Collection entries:
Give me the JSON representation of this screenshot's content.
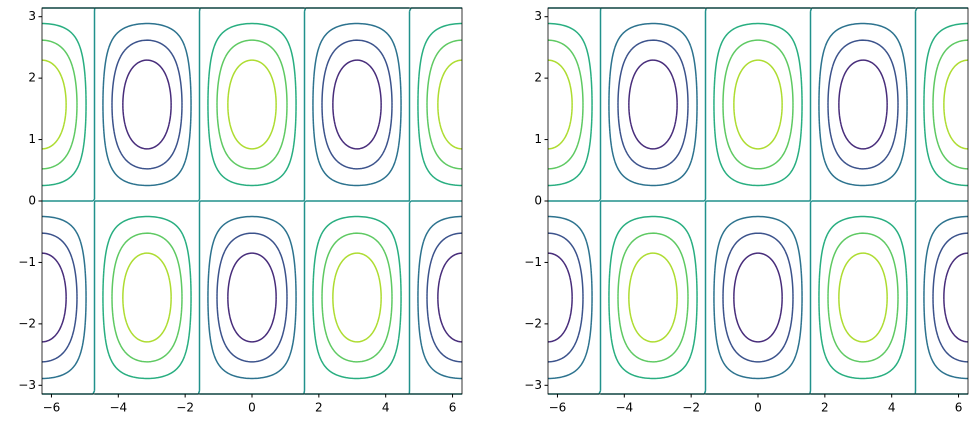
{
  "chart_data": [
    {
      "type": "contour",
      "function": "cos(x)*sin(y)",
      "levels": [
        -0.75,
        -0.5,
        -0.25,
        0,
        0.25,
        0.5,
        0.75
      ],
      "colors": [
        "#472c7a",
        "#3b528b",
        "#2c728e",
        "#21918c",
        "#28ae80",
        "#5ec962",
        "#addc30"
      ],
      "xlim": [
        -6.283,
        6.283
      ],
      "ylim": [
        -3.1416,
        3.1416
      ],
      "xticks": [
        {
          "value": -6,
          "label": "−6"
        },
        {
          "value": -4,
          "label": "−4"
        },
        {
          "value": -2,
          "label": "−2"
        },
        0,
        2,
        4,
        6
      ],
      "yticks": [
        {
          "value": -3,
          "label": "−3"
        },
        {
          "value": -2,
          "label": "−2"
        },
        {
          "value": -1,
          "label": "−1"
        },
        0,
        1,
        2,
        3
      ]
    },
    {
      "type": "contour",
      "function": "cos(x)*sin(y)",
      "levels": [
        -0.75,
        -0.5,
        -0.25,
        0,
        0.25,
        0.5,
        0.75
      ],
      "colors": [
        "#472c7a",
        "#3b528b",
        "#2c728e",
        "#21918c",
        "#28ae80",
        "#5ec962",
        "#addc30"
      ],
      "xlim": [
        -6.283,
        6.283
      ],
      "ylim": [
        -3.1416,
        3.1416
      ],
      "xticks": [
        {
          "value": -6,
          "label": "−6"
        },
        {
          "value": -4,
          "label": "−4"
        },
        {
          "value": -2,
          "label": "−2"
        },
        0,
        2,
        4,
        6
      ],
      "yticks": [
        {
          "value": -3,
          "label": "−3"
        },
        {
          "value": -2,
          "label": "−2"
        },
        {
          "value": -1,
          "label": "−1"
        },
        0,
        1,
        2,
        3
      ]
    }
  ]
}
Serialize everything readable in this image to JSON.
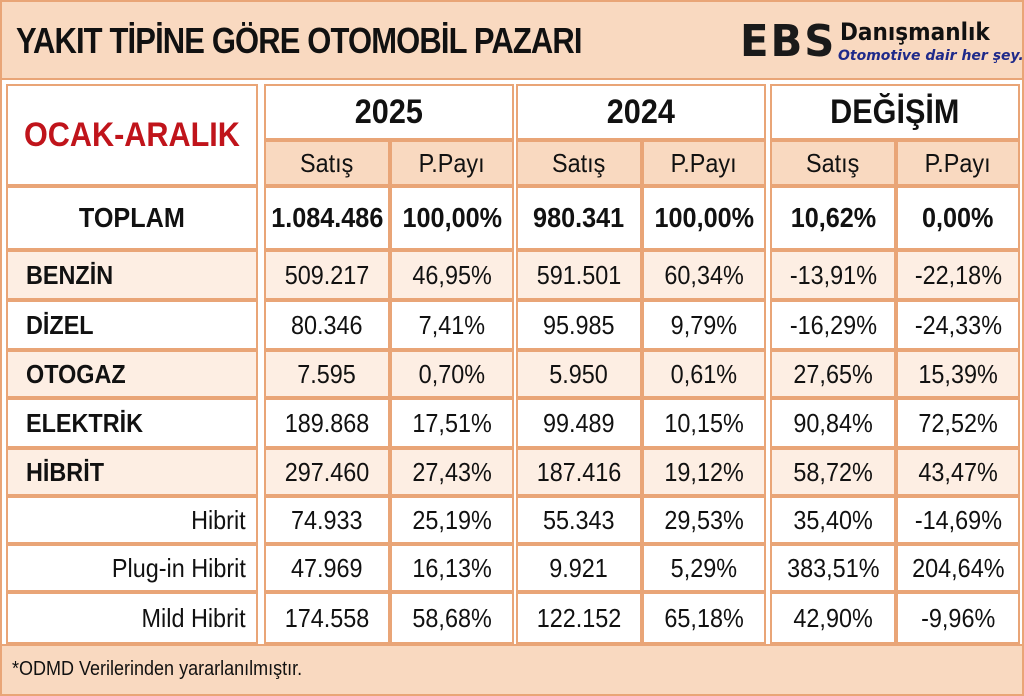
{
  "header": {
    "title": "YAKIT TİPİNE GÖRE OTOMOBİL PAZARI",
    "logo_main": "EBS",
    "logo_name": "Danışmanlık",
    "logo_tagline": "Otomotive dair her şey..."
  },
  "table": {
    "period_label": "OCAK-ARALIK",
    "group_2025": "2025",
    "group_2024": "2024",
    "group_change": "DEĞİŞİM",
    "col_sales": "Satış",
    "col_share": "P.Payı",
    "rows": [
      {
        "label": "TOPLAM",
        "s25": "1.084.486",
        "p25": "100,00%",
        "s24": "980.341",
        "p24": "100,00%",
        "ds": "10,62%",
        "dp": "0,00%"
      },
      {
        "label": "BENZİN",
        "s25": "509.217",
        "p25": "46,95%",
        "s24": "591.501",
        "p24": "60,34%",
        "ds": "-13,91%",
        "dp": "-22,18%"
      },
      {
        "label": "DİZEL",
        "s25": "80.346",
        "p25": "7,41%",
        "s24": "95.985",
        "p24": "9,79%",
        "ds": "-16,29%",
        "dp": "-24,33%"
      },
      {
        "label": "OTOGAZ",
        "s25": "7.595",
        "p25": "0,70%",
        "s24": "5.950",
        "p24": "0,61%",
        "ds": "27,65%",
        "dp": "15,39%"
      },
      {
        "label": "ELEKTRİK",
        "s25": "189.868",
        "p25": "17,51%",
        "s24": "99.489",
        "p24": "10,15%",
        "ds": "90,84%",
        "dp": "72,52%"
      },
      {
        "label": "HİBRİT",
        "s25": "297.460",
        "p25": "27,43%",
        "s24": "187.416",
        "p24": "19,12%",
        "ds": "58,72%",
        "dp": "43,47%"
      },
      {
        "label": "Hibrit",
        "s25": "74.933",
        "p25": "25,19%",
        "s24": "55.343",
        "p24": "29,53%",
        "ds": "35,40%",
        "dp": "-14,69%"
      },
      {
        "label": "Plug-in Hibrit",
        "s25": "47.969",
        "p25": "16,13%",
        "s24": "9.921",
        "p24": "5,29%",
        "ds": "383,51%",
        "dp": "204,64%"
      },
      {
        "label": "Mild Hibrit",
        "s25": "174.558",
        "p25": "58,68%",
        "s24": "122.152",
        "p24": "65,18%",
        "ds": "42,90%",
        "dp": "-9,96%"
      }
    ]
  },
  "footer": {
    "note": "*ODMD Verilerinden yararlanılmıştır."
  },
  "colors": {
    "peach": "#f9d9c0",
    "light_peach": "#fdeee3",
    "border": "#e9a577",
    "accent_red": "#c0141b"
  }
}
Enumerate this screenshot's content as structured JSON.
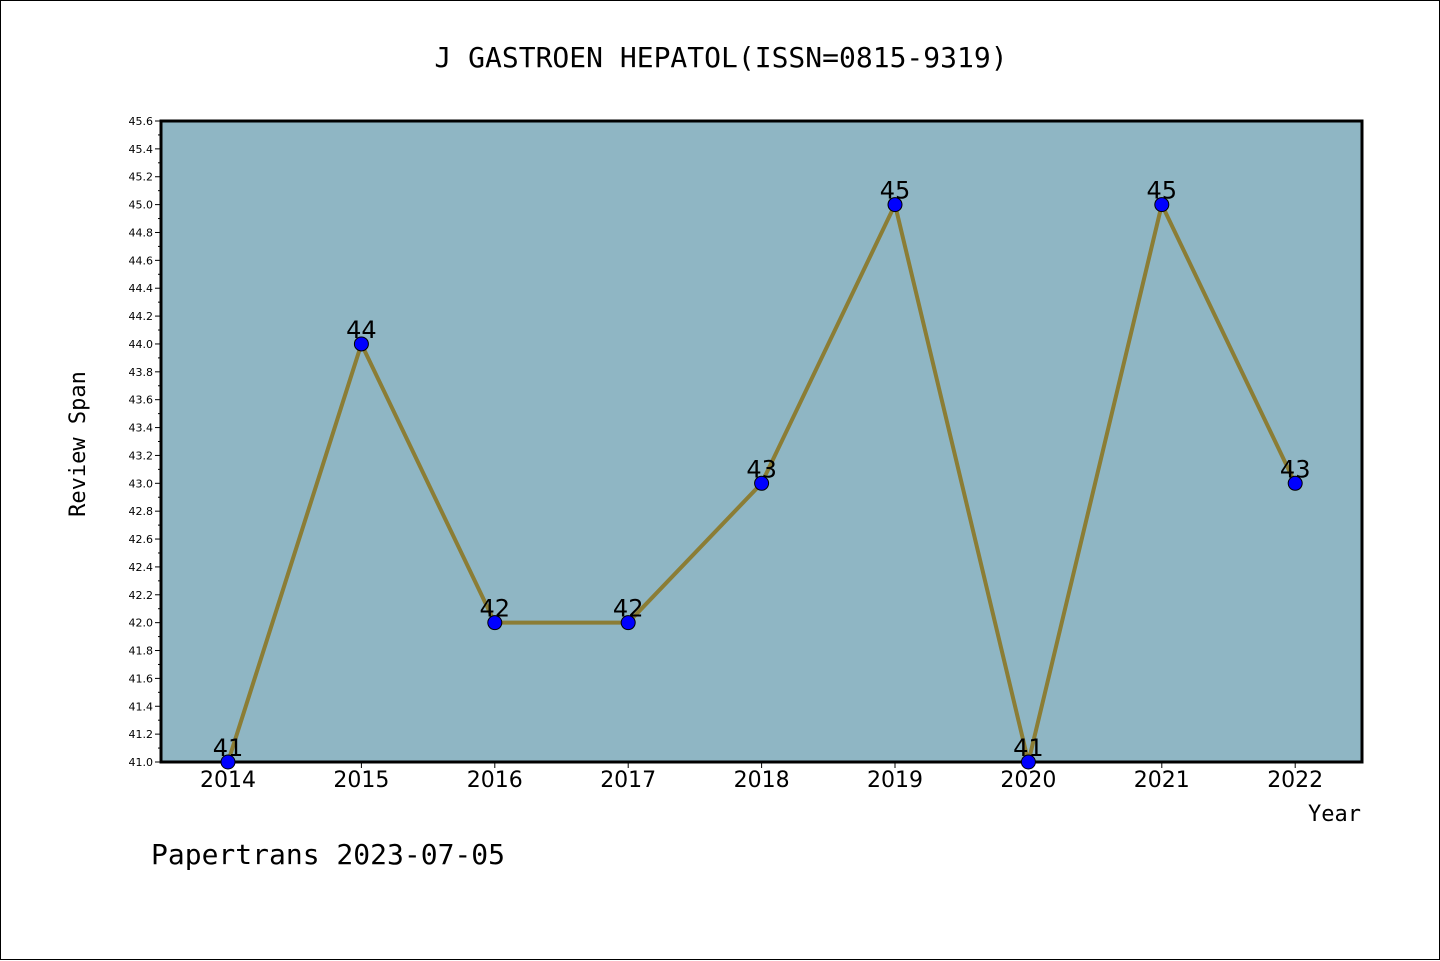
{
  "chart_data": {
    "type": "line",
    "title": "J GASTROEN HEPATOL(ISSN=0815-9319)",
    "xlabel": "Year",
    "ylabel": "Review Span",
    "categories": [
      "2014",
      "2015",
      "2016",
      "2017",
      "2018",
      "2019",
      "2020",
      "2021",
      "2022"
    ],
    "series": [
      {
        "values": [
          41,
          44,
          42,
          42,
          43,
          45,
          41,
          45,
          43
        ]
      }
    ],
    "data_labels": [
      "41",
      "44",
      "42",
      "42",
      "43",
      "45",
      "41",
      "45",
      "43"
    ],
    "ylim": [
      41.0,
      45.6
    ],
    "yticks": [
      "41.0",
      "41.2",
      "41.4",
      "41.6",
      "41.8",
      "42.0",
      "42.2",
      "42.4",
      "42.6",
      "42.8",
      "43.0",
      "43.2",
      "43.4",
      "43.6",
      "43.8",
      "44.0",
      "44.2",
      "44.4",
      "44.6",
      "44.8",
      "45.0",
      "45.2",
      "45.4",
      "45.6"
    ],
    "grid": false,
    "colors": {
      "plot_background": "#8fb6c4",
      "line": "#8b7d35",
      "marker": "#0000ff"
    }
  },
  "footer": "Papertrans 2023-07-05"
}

### Task details
Say how many lines in the entries contain the string "footer", and leave out everything else.

### Expected output
2